Given data =>
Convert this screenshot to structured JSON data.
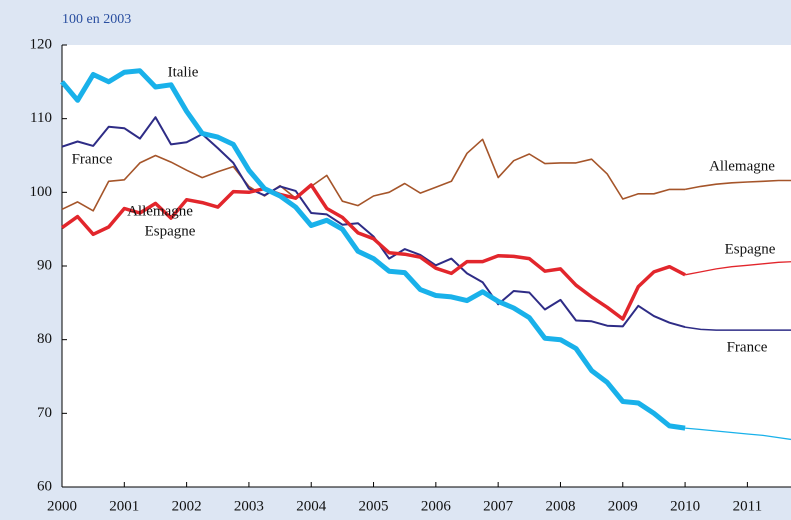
{
  "chart_data": {
    "type": "line",
    "subtitle": "100 en 2003",
    "x": [
      2000,
      2000.25,
      2000.5,
      2000.75,
      2001,
      2001.25,
      2001.5,
      2001.75,
      2002,
      2002.25,
      2002.5,
      2002.75,
      2003,
      2003.25,
      2003.5,
      2003.75,
      2004,
      2004.25,
      2004.5,
      2004.75,
      2005,
      2005.25,
      2005.5,
      2005.75,
      2006,
      2006.25,
      2006.5,
      2006.75,
      2007,
      2007.25,
      2007.5,
      2007.75,
      2008,
      2008.25,
      2008.5,
      2008.75,
      2009,
      2009.25,
      2009.5,
      2009.75,
      2010,
      2010.25,
      2010.5,
      2010.75,
      2011,
      2011.25,
      2011.5,
      2011.75
    ],
    "projection_from": 2010,
    "series": [
      {
        "name": "Italie",
        "color": "#19b1ea",
        "values": [
          115,
          112.5,
          116,
          115,
          116.3,
          116.5,
          114.3,
          114.6,
          111,
          108,
          107.5,
          106.5,
          103,
          100.5,
          99.5,
          98,
          95.5,
          96.2,
          95,
          92,
          91,
          89.3,
          89.1,
          86.8,
          86,
          85.8,
          85.3,
          86.5,
          85.2,
          84.3,
          83,
          80.2,
          80,
          78.8,
          75.8,
          74.2,
          71.6,
          71.4,
          70,
          68.3,
          68,
          67.8,
          67.6,
          67.4,
          67.2,
          67,
          66.7,
          66.4
        ]
      },
      {
        "name": "France",
        "color": "#2e2c86",
        "values": [
          106.2,
          106.9,
          106.3,
          108.9,
          108.7,
          107.3,
          110.2,
          106.5,
          106.8,
          107.9,
          106,
          104,
          100.5,
          99.6,
          100.8,
          100.2,
          97.2,
          97,
          95.6,
          95.8,
          94,
          91,
          92.3,
          91.5,
          90.1,
          91,
          89,
          87.8,
          84.8,
          86.6,
          86.4,
          84.1,
          85.4,
          82.6,
          82.5,
          81.9,
          81.8,
          84.6,
          83.2,
          82.3,
          81.7,
          81.4,
          81.3,
          81.3,
          81.3,
          81.3,
          81.3,
          81.3
        ]
      },
      {
        "name": "Allemagne",
        "color": "#a5552a",
        "values": [
          97.7,
          98.7,
          97.5,
          101.5,
          101.7,
          104,
          105,
          104.1,
          103,
          102,
          102.8,
          103.5,
          100.8,
          99.5,
          100.9,
          99.2,
          100.8,
          102.3,
          98.8,
          98.2,
          99.5,
          100,
          101.2,
          99.9,
          100.7,
          101.5,
          105.3,
          107.2,
          102,
          104.3,
          105.2,
          103.9,
          104,
          104,
          104.5,
          102.5,
          99.1,
          99.8,
          99.8,
          100.4,
          100.4,
          100.8,
          101.1,
          101.3,
          101.4,
          101.5,
          101.6,
          101.6
        ]
      },
      {
        "name": "Espagne",
        "color": "#e2262c",
        "values": [
          95.2,
          96.7,
          94.3,
          95.3,
          97.8,
          97.2,
          98.5,
          96.5,
          99,
          98.6,
          98,
          100.1,
          100,
          100.5,
          99.7,
          99.2,
          101,
          97.8,
          96.6,
          94.5,
          93.7,
          91.8,
          91.6,
          91.2,
          89.7,
          89,
          90.6,
          90.6,
          91.4,
          91.3,
          91,
          89.3,
          89.6,
          87.4,
          85.8,
          84.4,
          82.8,
          87.2,
          89.2,
          89.9,
          88.8,
          89.2,
          89.6,
          89.9,
          90.1,
          90.3,
          90.5,
          90.6
        ]
      }
    ],
    "xlim": [
      2000,
      2011.7
    ],
    "xticks": [
      2000,
      2001,
      2002,
      2003,
      2004,
      2005,
      2006,
      2007,
      2008,
      2009,
      2010,
      2011
    ],
    "ylim": [
      60,
      120
    ],
    "yticks": [
      60,
      70,
      80,
      90,
      100,
      110,
      120
    ]
  }
}
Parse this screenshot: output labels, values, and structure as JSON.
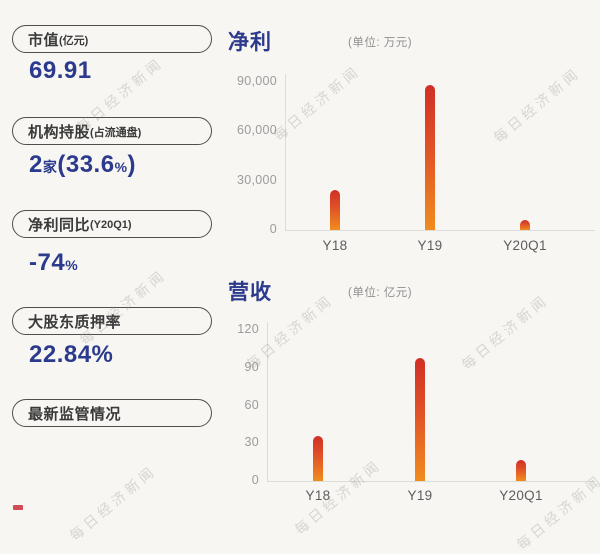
{
  "watermark": {
    "text": "每日经济新闻"
  },
  "colors": {
    "accent_blue": "#2b3a8c",
    "bar_gradient_top": "#d02f26",
    "bar_gradient_bottom": "#f08c1e",
    "pill_border": "#4f4f4f",
    "red_dash": "#d14b55",
    "background": "#f7f6f3"
  },
  "sidebar": {
    "stats": [
      {
        "label": "市值",
        "label_suffix": "(亿元)",
        "value_text": "69.91",
        "value_parts": [
          {
            "t": "69.91",
            "s": "big"
          }
        ]
      },
      {
        "label": "机构持股",
        "label_suffix": "(占流通盘)",
        "value_text": "2家(33.6%)",
        "value_parts": [
          {
            "t": "2",
            "s": "big"
          },
          {
            "t": "家",
            "s": "small"
          },
          {
            "t": "(33.6",
            "s": "big"
          },
          {
            "t": "%",
            "s": "small"
          },
          {
            "t": ")",
            "s": "big"
          }
        ]
      },
      {
        "label": "净利同比",
        "label_suffix": "(Y20Q1)",
        "value_text": "-74%",
        "value_parts": [
          {
            "t": "-74",
            "s": "big"
          },
          {
            "t": "%",
            "s": "small"
          }
        ]
      },
      {
        "label": "大股东质押率",
        "label_suffix": "",
        "value_text": "22.84%",
        "value_parts": [
          {
            "t": "22.84%",
            "s": "big"
          }
        ]
      },
      {
        "label": "最新监管情况",
        "label_suffix": "",
        "value_text": "",
        "value_parts": []
      }
    ]
  },
  "chart_data": [
    {
      "type": "bar",
      "title": "净利",
      "unit": "(单位: 万元)",
      "categories": [
        "Y18",
        "Y19",
        "Y20Q1"
      ],
      "values": [
        24500,
        88000,
        6000
      ],
      "ylim": [
        0,
        90000
      ],
      "ytick_values": [
        0,
        30000,
        60000,
        90000
      ],
      "yticks": [
        "0",
        "30,000",
        "60,000",
        "90,000"
      ],
      "xlabel": "",
      "ylabel": "",
      "grid": false,
      "legend": "none"
    },
    {
      "type": "bar",
      "title": "营收",
      "unit": "(单位: 亿元)",
      "categories": [
        "Y18",
        "Y19",
        "Y20Q1"
      ],
      "values": [
        36,
        98,
        17
      ],
      "ylim": [
        0,
        120
      ],
      "ytick_values": [
        0,
        30,
        60,
        90,
        120
      ],
      "yticks": [
        "0",
        "30",
        "60",
        "90",
        "120"
      ],
      "xlabel": "",
      "ylabel": "",
      "grid": false,
      "legend": "none"
    }
  ]
}
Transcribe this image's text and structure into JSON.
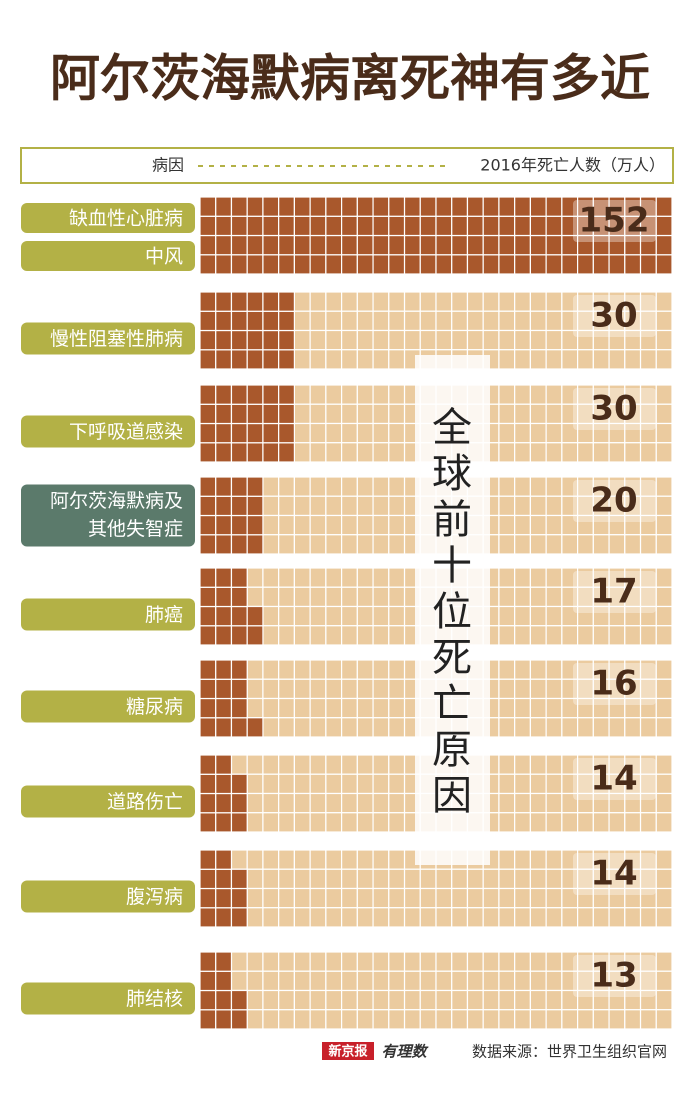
{
  "chart_data": {
    "type": "waffle",
    "title": "阿尔茨海默病离死神有多近",
    "header": {
      "left": "病因",
      "right": "2016年死亡人数（万人）"
    },
    "groups": [
      {
        "labels": [
          "缺血性心脏病",
          "中风"
        ],
        "value": 152,
        "color": "#b3b146"
      },
      {
        "labels": [
          "慢性阻塞性肺病"
        ],
        "value": 30,
        "color": "#b3b146"
      },
      {
        "labels": [
          "下呼吸道感染"
        ],
        "value": 30,
        "color": "#b3b146"
      },
      {
        "labels": [
          "阿尔茨海默病及",
          "其他失智症"
        ],
        "value": 20,
        "color": "#5b7a6b"
      },
      {
        "labels": [
          "肺癌"
        ],
        "value": 17,
        "color": "#b3b146"
      },
      {
        "labels": [
          "糖尿病"
        ],
        "value": 16,
        "color": "#b3b146"
      },
      {
        "labels": [
          "道路伤亡"
        ],
        "value": 14,
        "color": "#b3b146"
      },
      {
        "labels": [
          "腹泻病"
        ],
        "value": 14,
        "color": "#b3b146"
      },
      {
        "labels": [
          "肺结核"
        ],
        "value": 13,
        "color": "#b3b146"
      }
    ],
    "filled_color": "#a9582c",
    "empty_color": "#ebcb9f",
    "annotation": "全球前十位死亡原因",
    "brand": "新京报",
    "column": "有理数",
    "source": "数据来源：世界卫生组织官网"
  }
}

Stated task =>
Show all lines above holding "name".

Exercise answer =>
        "name": "Italie",
        "name": "France",
        "name": "Allemagne",
        "name": "Espagne",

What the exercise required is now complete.